While experience is the most important thing for a certification, books are the best way to expand your knowledge, in my opinion.
Since a certification is something very specific, there aren’t a lot of books.
Before we begin, keep in mind that the most exhaustive resource for learning PHP is the manual, always take a look on all the classes and functions available.
Zend Certified Engineer Exam Study Guide $20
I’ve bought this book just so I can review it and earn my right to have an opinion about it.
The study guide was introduced with the certification for PHP 5.3 and it was a free resource. The quality of the book has updated continually, but never by a lot and at some point it was no longer a free resource.
Over time I kept hoping that it will become better and better, but it didn’t. It’s a short book with a big font and lots and lots of misspellings and errors.
The only good part about it is that it has several questions for each chapter, other then that it’s not a very good resources and it’s not worth the $20, probably about $5 would be closer to a fair price since with every version they just update it a bit and adding the new features of the language. The questions don’t even seem to change a lot over time.
So if it’s the only book you are going to buy, go for the next one.
PHP 7 Zend Certification Study Guide – Andrew Beak – Apress 2017 – $19.99
The book is exploring all the sections for the certification in more depth, it has over 300 pages.
It feels more like a programming book and less like a guilde. The quality of the book is way better than the official guide, but that’s not hard at all considering that the guide set such a low bar.
There are also questions on all the chapters which is a good way to practice your knowledge in an exam format. The questions just feel a bit more soft than the guide, the exam itself has a lot of very tricky questions.
Of course this book is not exhaustive, you can’t really cover all the subjects in depth in a single book, and even if it did, then you would probably not have time to read it anyway.
If you are going to buy a single book, I would recommend this one, since it’s an actual book, not a very high level (and low quality) guide.
Zend PHP 5 Certification Study Guide, Third Edition – php[architect] – $22
If you think that I’ve got the version wrong, well, what can I say? you are right!
● ● ● ● ●
**TASKS TO COMPLETE**
A. Which books does the review of PHP certification study guides cover, and what price does it give for each?
B. Pick up the review of PHP certification study guides after its last sentence and continue it.

[Extracted data entries]
● ● ● ● ●
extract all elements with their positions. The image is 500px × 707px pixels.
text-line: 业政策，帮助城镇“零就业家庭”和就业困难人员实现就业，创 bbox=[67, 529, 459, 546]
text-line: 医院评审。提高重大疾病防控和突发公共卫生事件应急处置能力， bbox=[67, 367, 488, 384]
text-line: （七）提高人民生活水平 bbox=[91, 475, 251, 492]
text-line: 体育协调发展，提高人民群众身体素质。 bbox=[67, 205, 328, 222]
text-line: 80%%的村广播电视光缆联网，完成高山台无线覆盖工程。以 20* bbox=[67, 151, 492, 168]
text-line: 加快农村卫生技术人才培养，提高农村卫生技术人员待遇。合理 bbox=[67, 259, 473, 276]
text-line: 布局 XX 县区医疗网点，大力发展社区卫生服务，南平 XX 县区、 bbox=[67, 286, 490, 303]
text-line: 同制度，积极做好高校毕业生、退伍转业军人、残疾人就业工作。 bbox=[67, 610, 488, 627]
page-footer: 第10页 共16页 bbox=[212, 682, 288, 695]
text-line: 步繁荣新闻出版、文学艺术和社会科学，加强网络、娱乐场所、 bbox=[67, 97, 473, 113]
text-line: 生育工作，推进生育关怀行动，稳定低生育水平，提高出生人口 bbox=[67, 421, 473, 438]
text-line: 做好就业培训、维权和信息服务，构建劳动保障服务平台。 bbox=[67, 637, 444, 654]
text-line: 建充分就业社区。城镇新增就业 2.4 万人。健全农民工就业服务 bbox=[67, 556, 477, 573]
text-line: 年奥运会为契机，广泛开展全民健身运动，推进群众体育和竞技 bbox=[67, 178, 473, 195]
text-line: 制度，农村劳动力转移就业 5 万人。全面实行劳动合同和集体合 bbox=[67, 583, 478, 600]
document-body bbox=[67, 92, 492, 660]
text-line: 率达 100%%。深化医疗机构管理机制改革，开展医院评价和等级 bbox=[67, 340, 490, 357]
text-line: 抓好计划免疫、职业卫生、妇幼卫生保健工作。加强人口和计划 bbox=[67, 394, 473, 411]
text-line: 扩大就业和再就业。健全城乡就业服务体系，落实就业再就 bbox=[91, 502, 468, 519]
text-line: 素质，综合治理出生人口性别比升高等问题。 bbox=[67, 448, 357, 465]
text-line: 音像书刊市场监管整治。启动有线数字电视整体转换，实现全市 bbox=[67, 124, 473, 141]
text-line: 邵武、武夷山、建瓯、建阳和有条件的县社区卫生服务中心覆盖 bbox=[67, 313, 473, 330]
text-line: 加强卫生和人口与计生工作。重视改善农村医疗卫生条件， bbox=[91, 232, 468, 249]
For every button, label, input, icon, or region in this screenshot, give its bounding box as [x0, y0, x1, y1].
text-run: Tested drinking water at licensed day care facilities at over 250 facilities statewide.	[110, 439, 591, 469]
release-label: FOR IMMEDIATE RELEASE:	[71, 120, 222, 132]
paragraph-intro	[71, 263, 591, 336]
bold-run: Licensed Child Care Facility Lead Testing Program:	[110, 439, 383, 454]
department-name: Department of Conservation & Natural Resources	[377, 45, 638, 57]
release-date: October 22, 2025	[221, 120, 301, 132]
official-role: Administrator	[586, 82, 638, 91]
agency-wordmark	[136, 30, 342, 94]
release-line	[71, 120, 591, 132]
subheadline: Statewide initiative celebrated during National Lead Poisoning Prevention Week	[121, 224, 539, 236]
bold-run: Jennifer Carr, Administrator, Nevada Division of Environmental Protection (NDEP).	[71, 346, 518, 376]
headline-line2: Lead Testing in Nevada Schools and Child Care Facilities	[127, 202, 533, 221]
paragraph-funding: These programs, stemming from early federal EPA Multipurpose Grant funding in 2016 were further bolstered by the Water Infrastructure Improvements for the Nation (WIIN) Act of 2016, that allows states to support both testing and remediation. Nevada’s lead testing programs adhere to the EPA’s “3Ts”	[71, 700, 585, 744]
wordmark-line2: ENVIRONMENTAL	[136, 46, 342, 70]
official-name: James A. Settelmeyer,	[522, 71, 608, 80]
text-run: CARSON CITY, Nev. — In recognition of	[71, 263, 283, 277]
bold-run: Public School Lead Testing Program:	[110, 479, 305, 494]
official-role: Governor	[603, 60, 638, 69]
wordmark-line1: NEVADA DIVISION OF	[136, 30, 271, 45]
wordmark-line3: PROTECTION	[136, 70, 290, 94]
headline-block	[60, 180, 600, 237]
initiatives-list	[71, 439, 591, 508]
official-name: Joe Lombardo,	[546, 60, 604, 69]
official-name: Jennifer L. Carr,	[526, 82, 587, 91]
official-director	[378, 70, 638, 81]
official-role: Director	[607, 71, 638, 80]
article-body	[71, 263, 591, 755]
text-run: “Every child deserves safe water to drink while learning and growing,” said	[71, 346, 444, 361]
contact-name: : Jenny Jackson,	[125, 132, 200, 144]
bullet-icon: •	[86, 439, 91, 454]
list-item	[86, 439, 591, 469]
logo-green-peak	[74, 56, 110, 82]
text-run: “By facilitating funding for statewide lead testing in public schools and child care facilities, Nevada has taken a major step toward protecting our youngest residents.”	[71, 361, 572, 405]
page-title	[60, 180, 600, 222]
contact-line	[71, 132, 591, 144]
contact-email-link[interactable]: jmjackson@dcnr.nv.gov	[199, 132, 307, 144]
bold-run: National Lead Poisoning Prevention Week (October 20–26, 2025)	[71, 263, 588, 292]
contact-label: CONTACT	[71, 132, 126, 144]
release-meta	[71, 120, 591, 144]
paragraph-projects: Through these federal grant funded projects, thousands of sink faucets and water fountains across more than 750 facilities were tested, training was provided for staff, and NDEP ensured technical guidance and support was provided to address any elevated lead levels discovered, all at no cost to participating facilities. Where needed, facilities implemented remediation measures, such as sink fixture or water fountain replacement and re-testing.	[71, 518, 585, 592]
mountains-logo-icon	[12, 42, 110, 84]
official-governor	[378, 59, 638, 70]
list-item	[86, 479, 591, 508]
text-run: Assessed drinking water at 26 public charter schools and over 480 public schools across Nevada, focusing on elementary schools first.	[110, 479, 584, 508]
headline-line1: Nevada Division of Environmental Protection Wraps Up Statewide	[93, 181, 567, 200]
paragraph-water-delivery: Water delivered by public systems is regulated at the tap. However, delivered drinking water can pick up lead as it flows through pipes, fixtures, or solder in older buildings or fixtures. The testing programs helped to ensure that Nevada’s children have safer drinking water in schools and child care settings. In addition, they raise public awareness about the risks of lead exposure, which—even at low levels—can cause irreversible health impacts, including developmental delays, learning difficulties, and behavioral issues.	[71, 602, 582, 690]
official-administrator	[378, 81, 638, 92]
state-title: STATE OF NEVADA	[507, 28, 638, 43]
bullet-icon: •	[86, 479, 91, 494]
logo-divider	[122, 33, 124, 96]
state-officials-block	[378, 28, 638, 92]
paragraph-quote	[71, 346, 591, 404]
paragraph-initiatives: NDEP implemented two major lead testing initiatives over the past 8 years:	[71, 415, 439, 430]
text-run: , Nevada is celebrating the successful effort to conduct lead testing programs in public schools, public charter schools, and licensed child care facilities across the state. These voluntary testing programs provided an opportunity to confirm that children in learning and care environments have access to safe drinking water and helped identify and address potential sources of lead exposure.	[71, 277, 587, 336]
● ● ● ● ●
**THE REPLIES**
A.
- Zend Certified Engineer Exam Study Guide: $20
- PHP 7 Zend Certification Study Guide (Andrew Beak, Apress 2017): $19.99
- Zend PHP 5 Certification Study Guide, Third Edition (php[architect]): $22

B.
I wanted to add this book here because for me it was the best Study Guide. Over the years there were various study guides but this one I liked the most.
For the PHP 5 certification there wasn’t an official certification from Zend, only the first edition of this book. It was just a nice programming book to read. Sometimes, when I want to remember something that I haven’t used a lot, or at all, I will read the chapter in this book.
When I took the PHP 5.5 certification, (because I just had to collect them all) I was happy to find out that there is a new version of the book.
It’s basically the same book but updated to cover the new certification. It may be that I like Davey Shafik’s style of writing.
The book feels a bit more dense in terms of information, for me it just feels more like a study guide then the previous book.
However this book does not have questions and is no longer up to date.
If you have the time you can give it a read anyway, I think it is a good general PHP book.
Conclusion
Not a lot of books for this certification, but if I had to pick only one, it would be the “PHP 7 Zend Certification Study Guide” from Apress.
Unfortunately there isn’t a lot of competition, because the “Zend PHP 5 Certification Study Guide, Third Edition” from PHP Arch is no longer up to date and the official guide just isn’t worth the $20 price tag.
If your boss will buy the books, I say go all in! After all, the cost is: $20 + $19.99 + $22 = $61.99! Not bad for three programming books!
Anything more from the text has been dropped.